Task details:
Any pictures in the records below should be skipped; write out everything else exactly.

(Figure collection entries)
=-=-=-=-=

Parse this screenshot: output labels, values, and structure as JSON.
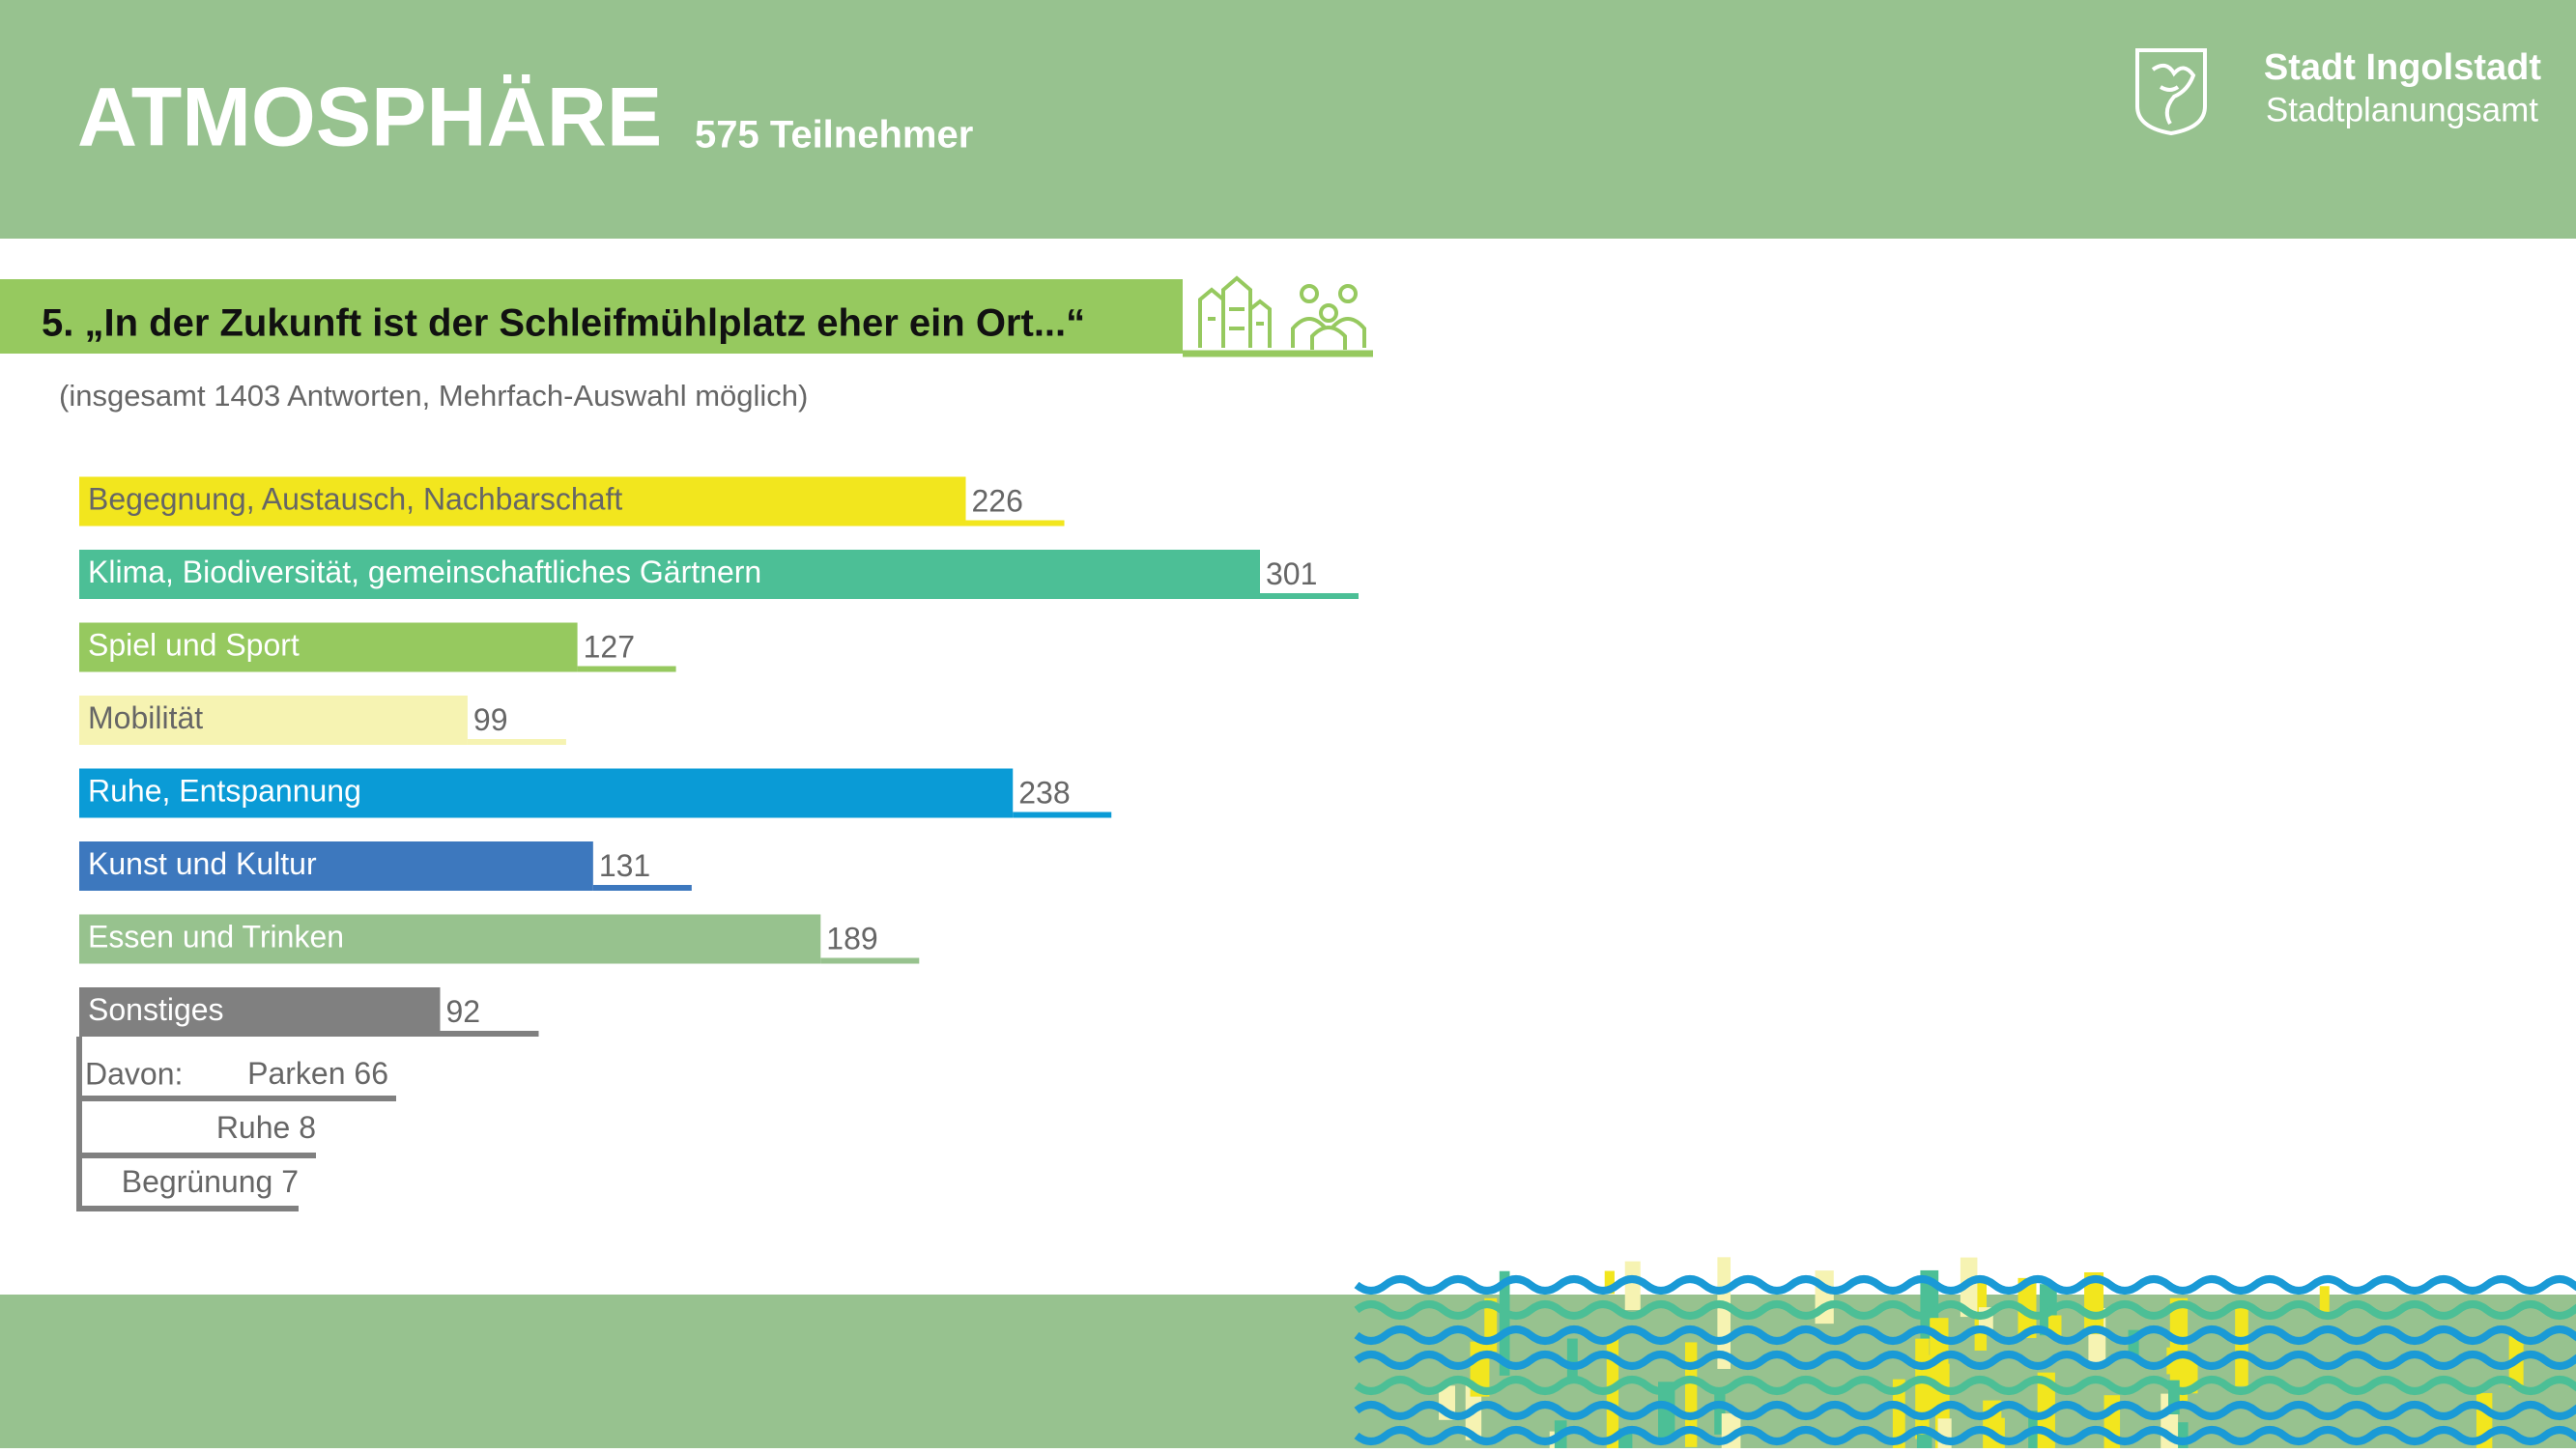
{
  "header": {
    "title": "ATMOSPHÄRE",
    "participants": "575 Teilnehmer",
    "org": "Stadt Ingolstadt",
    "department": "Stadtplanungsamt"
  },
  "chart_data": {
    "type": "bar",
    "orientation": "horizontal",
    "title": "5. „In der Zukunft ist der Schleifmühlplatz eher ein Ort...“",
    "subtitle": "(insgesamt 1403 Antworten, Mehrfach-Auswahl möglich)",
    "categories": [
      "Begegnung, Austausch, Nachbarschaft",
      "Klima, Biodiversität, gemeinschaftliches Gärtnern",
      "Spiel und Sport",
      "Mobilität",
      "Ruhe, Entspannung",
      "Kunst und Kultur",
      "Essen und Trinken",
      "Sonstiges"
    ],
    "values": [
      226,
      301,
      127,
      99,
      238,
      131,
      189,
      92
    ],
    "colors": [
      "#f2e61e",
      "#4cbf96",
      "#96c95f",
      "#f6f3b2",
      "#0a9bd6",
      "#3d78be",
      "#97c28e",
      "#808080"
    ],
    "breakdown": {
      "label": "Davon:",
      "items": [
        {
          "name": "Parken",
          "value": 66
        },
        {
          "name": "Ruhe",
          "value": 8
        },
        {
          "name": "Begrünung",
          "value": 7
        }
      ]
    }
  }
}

=-=-=-=-=

Full output:
Parse this screenshot: output labels, values, and structure as JSON.
{
  "header": {
    "title": "ATMOSPHÄRE",
    "participants": "575 Teilnehmer",
    "org": "Stadt Ingolstadt",
    "department": "Stadtplanungsamt"
  },
  "chart_data": {
    "type": "bar",
    "orientation": "horizontal",
    "title": "5. „In der Zukunft ist der Schleifmühlplatz eher ein Ort...“",
    "subtitle": "(insgesamt 1403 Antworten, Mehrfach-Auswahl möglich)",
    "categories": [
      "Begegnung, Austausch, Nachbarschaft",
      "Klima, Biodiversität, gemeinschaftliches Gärtnern",
      "Spiel und Sport",
      "Mobilität",
      "Ruhe, Entspannung",
      "Kunst und Kultur",
      "Essen und Trinken",
      "Sonstiges"
    ],
    "values": [
      226,
      301,
      127,
      99,
      238,
      131,
      189,
      92
    ],
    "colors": [
      "#f2e61e",
      "#4cbf96",
      "#96c95f",
      "#f6f3b2",
      "#0a9bd6",
      "#3d78be",
      "#97c28e",
      "#808080"
    ],
    "breakdown": {
      "label": "Davon:",
      "items": [
        {
          "name": "Parken",
          "value": 66
        },
        {
          "name": "Ruhe",
          "value": 8
        },
        {
          "name": "Begrünung",
          "value": 7
        }
      ]
    }
  }
}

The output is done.